>> begin Records provided

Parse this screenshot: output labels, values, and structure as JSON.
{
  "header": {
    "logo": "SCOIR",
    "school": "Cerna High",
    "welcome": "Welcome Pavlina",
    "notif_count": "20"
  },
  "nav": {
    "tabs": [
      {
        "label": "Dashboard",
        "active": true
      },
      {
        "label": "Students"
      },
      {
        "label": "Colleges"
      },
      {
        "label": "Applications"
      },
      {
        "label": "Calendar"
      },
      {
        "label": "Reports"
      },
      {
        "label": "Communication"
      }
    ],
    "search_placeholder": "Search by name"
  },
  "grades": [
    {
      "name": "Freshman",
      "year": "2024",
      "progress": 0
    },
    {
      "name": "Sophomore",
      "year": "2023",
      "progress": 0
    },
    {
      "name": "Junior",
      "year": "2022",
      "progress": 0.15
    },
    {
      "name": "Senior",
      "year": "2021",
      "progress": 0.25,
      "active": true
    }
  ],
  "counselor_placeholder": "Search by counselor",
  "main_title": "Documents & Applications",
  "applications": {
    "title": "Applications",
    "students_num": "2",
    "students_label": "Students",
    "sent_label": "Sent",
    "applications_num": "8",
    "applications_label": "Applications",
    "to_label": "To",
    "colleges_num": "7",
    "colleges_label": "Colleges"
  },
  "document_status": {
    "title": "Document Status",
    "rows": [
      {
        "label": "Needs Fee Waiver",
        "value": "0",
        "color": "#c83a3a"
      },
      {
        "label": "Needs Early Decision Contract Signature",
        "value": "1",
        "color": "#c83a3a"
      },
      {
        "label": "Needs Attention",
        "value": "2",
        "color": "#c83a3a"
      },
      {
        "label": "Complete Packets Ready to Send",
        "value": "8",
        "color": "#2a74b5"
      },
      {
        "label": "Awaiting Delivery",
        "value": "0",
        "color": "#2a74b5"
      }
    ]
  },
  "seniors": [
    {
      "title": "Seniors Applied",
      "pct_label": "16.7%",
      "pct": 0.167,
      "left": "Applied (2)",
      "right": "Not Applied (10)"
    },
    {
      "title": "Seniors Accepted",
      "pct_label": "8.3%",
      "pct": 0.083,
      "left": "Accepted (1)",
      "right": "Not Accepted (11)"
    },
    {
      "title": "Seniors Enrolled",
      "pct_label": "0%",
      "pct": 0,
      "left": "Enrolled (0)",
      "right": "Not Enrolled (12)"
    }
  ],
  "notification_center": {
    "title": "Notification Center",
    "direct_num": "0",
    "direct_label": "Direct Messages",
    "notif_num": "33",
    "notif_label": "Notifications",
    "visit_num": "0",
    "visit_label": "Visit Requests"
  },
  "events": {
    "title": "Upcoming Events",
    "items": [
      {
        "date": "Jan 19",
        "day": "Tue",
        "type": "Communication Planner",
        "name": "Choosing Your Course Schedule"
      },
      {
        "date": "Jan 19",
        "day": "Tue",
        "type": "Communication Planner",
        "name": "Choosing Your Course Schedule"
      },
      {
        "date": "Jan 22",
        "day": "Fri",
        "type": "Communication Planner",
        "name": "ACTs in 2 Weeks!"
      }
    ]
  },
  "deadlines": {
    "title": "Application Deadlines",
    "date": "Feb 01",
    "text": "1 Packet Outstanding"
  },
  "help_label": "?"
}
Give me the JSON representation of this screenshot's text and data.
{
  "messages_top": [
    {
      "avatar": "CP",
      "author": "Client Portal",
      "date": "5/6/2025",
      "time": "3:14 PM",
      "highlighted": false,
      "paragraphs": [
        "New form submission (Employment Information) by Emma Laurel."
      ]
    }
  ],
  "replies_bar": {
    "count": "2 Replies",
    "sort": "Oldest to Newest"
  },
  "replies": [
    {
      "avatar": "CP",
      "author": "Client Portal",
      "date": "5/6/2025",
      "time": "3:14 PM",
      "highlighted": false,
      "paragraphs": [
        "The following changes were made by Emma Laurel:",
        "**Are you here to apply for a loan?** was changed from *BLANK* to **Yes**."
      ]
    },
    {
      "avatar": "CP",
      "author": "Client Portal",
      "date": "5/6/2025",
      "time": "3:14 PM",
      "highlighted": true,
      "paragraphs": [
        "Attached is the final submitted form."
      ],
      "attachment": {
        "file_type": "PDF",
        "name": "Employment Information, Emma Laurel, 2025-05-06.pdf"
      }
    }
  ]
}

>> end Records provided

Task brief: Copy exactly the lines above, from the one containing "Give me the" through the very last line.

Result below:
Give me the JSON representation of this screenshot's text and data.
{
  "messages_top": [
    {
      "avatar": "CP",
      "author": "Client Portal",
      "date": "5/6/2025",
      "time": "3:14 PM",
      "highlighted": false,
      "paragraphs": [
        "New form submission (Employment Information) by Emma Laurel."
      ]
    }
  ],
  "replies_bar": {
    "count": "2 Replies",
    "sort": "Oldest to Newest"
  },
  "replies": [
    {
      "avatar": "CP",
      "author": "Client Portal",
      "date": "5/6/2025",
      "time": "3:14 PM",
      "highlighted": false,
      "paragraphs": [
        "The following changes were made by Emma Laurel:",
        "**Are you here to apply for a loan?** was changed from *BLANK* to **Yes**."
      ]
    },
    {
      "avatar": "CP",
      "author": "Client Portal",
      "date": "5/6/2025",
      "time": "3:14 PM",
      "highlighted": true,
      "paragraphs": [
        "Attached is the final submitted form."
      ],
      "attachment": {
        "file_type": "PDF",
        "name": "Employment Information, Emma Laurel, 2025-05-06.pdf"
      }
    }
  ]
}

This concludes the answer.